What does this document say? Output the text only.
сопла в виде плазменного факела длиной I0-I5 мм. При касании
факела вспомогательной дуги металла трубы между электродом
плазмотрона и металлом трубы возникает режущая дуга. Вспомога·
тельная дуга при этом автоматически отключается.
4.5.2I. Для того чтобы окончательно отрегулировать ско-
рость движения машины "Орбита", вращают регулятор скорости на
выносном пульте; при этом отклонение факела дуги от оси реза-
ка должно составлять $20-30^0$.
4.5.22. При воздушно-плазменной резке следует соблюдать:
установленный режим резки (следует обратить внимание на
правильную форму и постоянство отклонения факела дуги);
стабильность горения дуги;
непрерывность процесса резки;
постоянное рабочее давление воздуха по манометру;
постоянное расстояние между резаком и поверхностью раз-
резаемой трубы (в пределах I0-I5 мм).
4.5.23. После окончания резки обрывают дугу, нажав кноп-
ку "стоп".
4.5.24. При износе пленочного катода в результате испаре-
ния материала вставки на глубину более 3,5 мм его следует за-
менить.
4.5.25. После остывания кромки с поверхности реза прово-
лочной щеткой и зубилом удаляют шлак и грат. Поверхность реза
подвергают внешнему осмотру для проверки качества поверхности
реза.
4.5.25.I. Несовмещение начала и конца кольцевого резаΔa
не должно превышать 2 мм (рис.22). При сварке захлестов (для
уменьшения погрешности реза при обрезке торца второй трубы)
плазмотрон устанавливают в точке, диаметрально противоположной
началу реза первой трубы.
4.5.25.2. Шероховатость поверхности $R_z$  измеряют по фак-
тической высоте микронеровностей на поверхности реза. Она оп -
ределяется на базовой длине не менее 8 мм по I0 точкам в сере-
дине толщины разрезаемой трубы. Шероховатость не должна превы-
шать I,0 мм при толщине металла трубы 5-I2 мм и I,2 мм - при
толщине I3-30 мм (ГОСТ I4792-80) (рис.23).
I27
-.-.-
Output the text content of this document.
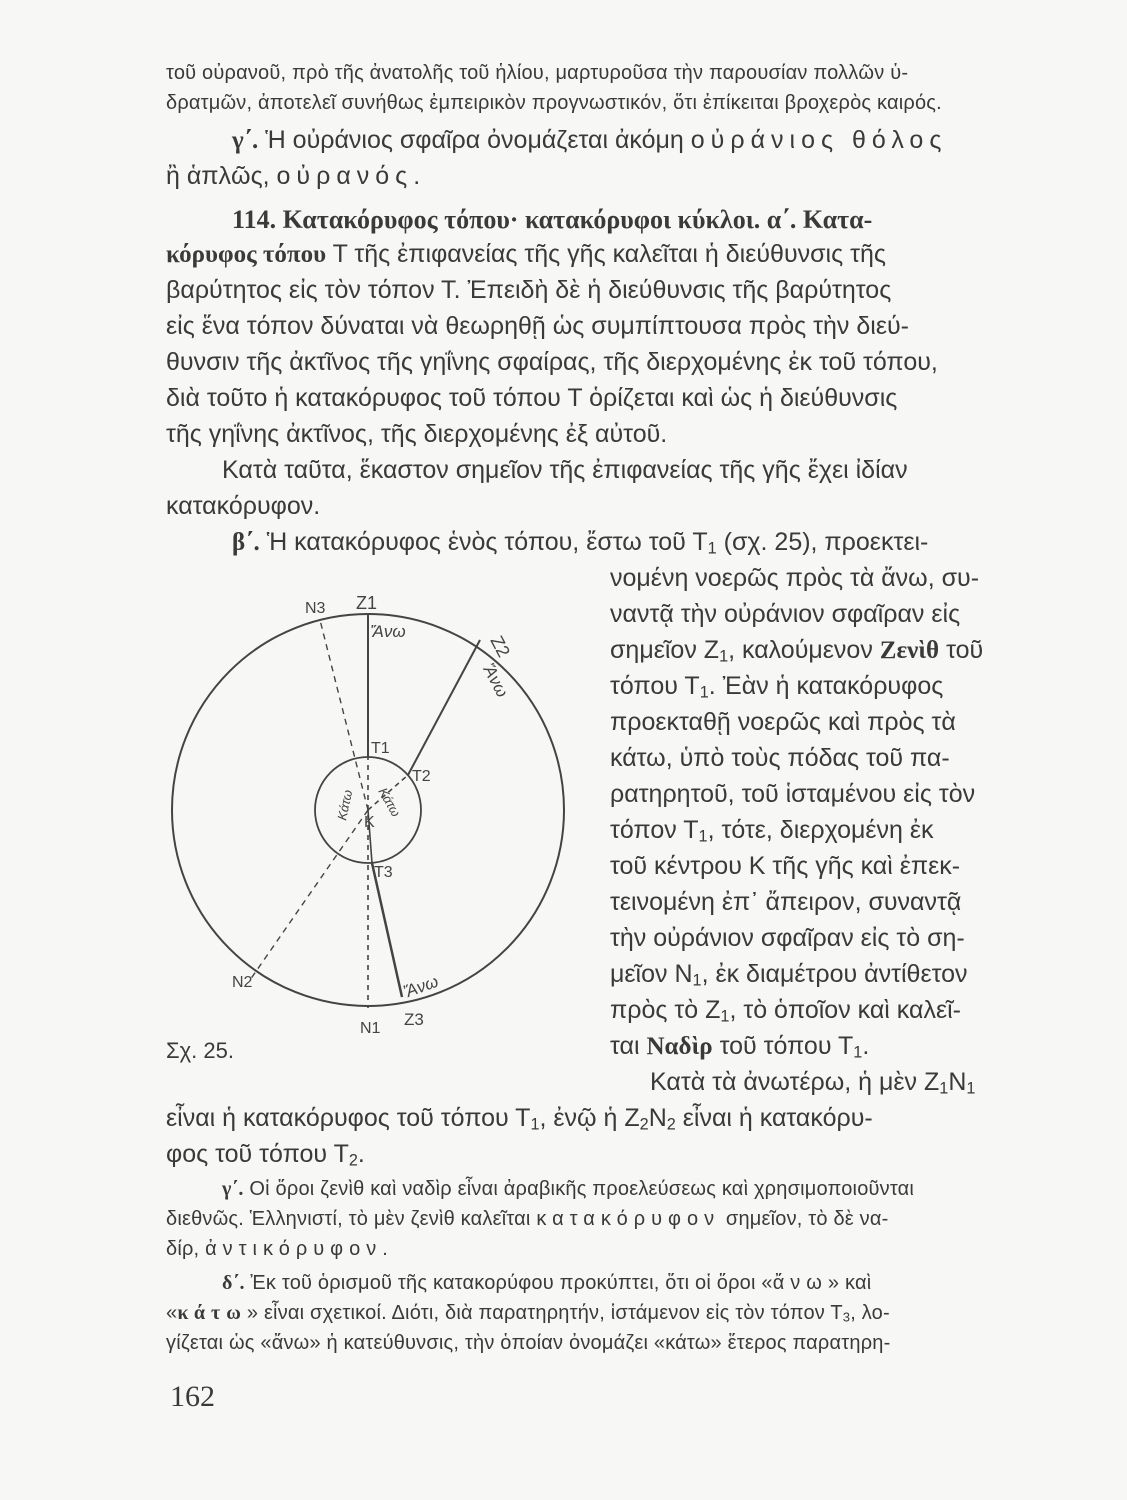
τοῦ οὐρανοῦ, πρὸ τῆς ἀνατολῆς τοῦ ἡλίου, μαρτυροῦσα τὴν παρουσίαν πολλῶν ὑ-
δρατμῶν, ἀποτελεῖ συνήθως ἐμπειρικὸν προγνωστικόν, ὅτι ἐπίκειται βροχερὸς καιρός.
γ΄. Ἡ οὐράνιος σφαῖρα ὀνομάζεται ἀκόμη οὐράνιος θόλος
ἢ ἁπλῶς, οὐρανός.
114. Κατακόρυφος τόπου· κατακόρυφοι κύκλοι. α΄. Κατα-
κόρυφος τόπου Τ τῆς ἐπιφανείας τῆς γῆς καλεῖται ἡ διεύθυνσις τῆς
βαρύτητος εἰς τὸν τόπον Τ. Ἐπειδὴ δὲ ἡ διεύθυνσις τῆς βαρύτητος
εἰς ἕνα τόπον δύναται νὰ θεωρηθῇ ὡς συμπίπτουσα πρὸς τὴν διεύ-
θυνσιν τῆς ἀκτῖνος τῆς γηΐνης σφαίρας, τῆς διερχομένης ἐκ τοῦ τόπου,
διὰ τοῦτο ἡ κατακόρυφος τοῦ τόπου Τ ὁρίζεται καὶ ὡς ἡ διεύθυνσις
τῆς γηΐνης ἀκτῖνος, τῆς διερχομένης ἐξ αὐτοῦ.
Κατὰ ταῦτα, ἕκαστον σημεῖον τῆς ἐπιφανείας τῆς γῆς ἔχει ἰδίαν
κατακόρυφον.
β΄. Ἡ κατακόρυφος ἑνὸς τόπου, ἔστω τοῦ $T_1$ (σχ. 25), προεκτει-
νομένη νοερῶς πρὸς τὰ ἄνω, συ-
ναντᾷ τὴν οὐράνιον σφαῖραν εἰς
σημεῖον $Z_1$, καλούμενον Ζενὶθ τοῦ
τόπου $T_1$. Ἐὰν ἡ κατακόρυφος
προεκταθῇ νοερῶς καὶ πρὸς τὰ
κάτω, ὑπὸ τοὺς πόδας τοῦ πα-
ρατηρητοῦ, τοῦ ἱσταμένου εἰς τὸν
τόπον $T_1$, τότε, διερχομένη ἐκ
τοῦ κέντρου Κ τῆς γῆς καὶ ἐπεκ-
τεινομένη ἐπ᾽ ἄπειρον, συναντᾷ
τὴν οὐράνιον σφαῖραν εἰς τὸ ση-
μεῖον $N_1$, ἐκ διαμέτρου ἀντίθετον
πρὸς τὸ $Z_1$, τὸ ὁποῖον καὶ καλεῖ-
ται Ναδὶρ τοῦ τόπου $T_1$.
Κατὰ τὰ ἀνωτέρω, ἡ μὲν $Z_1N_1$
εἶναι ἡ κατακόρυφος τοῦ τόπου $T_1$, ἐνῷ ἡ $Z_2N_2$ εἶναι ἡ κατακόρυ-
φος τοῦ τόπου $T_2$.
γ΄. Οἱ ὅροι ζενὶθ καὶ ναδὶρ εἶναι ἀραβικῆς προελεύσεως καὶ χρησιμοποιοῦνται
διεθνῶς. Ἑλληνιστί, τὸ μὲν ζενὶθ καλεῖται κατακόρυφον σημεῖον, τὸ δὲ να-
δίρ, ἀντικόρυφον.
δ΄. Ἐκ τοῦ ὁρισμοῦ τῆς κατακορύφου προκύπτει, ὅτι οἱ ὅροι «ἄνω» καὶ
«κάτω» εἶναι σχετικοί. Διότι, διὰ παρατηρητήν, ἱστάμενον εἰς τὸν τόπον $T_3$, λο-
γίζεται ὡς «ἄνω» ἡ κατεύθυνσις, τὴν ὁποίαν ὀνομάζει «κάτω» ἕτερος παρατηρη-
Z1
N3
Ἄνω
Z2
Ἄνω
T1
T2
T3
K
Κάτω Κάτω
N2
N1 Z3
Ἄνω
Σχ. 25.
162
-.-.-
Your objective
Pull out all lines containing "должно".

Worked solution
ка должно составлять $20-30^0$.
не должно превышать 2 мм (рис.22). При сварке захлестов (для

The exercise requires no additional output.